══ GIVEN RECORDS ══

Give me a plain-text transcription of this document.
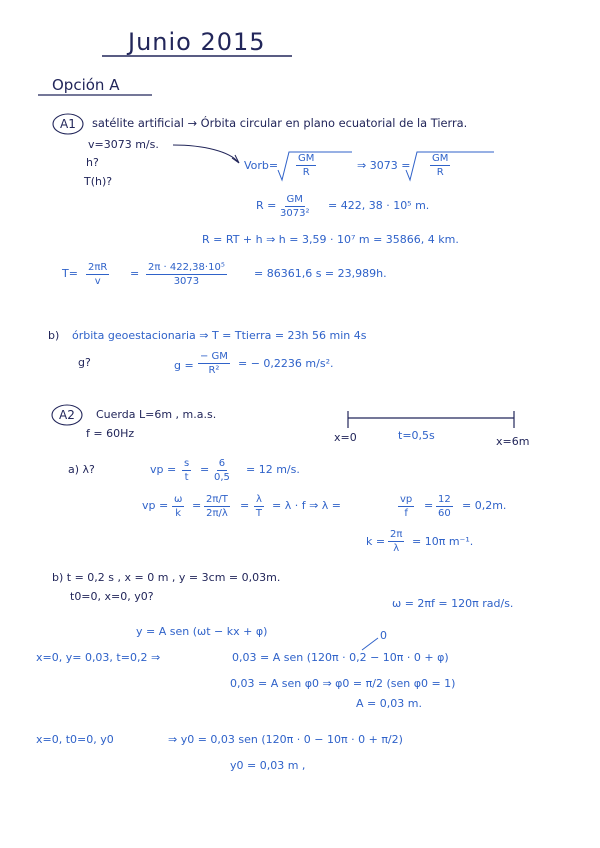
Junio 2015
Opción A
A1 satélite artificial → Órbita circular en plano ecuatorial de la Tierra.
v=3073 m/s.
h?
T(h)?
Vorb= $\frac{GM}{R}$	⇒ $3073 = \frac{GM}{R}$
$R = \frac{GM}{\text{3073²}} = 422$, 38 · 10⁵ m.
R = RT + h ⇒ h = 3,59 · 10⁷ m = 35866, 4 km.
$T= \frac{2\pi R}{v} = \frac{\text{2π · 422,38·10⁵}}{3073} = 86361,6$ s = 23,989h.
b) órbita geoestacionaria ⇒ T = Ttierra = 23h 56 min 4s
g?	$g = \frac{- GM}{\text{R²}}$ = − 0,2236 m/s².
A2 Cuerda L=6m , m.a.s.
f = 60Hz	x=0	t=0,5s	x=6m
a) λ?	vp = $\frac{s}{t} = \frac{6}{0,5} = 12$ m/s.
vp = $\frac{\omega}{k} = \frac{2\pi/T}{2\pi/\lambda} = \frac{\lambda}{T} = \lambda \cdot f$ ⇒ λ =	$\frac{vp}{f} = \frac{12}{60} = 0,2m$.
$k = \frac{2\pi}{\lambda} = 10\pi$ m⁻¹.
b) t = 0,2 s , x = 0 m , y = 3cm = 0,03m.
t0=0, x=0, y0?
ω = 2πf = 120π rad/s.
y = A sen (ωt − kx + φ)	0
x=0, y= 0,03, t=0,2 ⇒	0,03 = A sen (120π · 0,2 − 10π · 0 + φ)
0,03 = A sen φ0 ⇒ φ0 = π/2 (sen φ0 = 1)
A = 0,03 m.
x=0, t0=0, y0	⇒ y0 = 0,03 sen (120π · 0 − 10π · 0 + π/2)
y0 = 0,03 m ,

═══

Find the lines that include the string "lambda", then copy each of them.

vp = $\frac{\omega}{k} = \frac{2\pi/T}{2\pi/\lambda} = \frac{\lambda}{T} = \lambda \cdot f$ ⇒ λ =	$\frac{vp}{f} = \frac{12}{60} = 0,2m$.
$k = \frac{2\pi}{\lambda} = 10\pi$ m⁻¹.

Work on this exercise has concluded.